» **Prompt**:
Review the material and extract every line in which the word "CRITICAL" occurs.

» **Data shown**:
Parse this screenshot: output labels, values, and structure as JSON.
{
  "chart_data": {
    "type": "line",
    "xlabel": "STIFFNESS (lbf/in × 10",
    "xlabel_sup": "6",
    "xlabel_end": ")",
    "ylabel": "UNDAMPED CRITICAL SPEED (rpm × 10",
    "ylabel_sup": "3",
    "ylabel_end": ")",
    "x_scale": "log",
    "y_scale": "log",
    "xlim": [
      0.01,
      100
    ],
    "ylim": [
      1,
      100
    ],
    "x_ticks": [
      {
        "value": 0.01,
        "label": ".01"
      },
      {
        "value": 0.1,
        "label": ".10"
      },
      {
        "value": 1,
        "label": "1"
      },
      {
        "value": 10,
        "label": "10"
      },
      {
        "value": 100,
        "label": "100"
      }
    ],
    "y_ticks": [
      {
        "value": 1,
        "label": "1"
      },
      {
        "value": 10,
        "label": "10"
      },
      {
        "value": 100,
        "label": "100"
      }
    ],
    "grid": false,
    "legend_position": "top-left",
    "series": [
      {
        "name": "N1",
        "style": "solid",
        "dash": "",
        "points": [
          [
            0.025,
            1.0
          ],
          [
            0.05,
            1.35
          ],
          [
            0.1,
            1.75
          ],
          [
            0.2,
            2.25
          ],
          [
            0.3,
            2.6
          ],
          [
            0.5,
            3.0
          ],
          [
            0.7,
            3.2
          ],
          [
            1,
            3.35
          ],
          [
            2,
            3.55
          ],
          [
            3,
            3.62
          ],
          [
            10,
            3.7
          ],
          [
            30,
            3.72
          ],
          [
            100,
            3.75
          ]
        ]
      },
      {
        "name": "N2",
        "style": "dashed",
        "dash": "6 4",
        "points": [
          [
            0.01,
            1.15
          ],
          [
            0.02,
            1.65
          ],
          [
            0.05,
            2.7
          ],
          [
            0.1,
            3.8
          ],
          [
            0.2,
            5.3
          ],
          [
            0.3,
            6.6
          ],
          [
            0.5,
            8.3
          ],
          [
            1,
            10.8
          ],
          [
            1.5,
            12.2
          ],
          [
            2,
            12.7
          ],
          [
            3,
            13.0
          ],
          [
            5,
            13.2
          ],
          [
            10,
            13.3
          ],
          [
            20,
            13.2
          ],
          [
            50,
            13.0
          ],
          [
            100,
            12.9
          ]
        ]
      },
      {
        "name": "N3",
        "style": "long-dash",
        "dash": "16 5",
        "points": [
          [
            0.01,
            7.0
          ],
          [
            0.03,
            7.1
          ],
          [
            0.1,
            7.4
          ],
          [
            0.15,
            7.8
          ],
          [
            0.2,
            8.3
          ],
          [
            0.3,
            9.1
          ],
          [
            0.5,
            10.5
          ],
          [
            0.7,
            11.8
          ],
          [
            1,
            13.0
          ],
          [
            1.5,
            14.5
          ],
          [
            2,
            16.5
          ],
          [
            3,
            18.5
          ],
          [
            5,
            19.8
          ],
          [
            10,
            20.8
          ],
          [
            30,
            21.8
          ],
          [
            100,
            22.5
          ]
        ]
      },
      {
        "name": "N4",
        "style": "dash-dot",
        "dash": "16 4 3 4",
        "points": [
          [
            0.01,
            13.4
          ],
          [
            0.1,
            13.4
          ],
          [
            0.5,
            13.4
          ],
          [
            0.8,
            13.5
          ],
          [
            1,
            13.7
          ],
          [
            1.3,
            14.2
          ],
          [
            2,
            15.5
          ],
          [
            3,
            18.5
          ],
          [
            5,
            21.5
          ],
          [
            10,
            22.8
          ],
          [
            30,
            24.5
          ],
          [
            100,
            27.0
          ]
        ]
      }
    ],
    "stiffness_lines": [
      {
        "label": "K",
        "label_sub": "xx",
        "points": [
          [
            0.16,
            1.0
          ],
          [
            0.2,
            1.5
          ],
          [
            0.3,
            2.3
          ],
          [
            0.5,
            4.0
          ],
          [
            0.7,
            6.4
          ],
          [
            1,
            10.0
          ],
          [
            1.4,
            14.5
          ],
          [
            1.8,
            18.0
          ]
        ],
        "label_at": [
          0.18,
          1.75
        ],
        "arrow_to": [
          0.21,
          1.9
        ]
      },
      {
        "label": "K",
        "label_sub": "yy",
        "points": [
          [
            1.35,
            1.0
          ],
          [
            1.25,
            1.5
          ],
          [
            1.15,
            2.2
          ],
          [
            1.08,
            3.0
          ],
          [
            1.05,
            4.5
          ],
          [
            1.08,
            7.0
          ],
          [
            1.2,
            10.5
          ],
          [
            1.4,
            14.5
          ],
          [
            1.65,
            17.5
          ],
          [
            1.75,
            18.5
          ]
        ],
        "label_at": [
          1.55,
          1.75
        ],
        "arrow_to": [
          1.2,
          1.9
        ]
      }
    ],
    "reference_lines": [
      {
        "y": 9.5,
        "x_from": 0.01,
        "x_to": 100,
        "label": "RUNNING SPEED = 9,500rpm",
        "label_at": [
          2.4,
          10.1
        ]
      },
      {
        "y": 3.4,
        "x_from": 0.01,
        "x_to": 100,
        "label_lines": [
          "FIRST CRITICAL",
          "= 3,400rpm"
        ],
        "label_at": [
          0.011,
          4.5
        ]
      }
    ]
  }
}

» **Solution**:
    "ylabel": "UNDAMPED CRITICAL SPEED (rpm × 10",
          "FIRST CRITICAL",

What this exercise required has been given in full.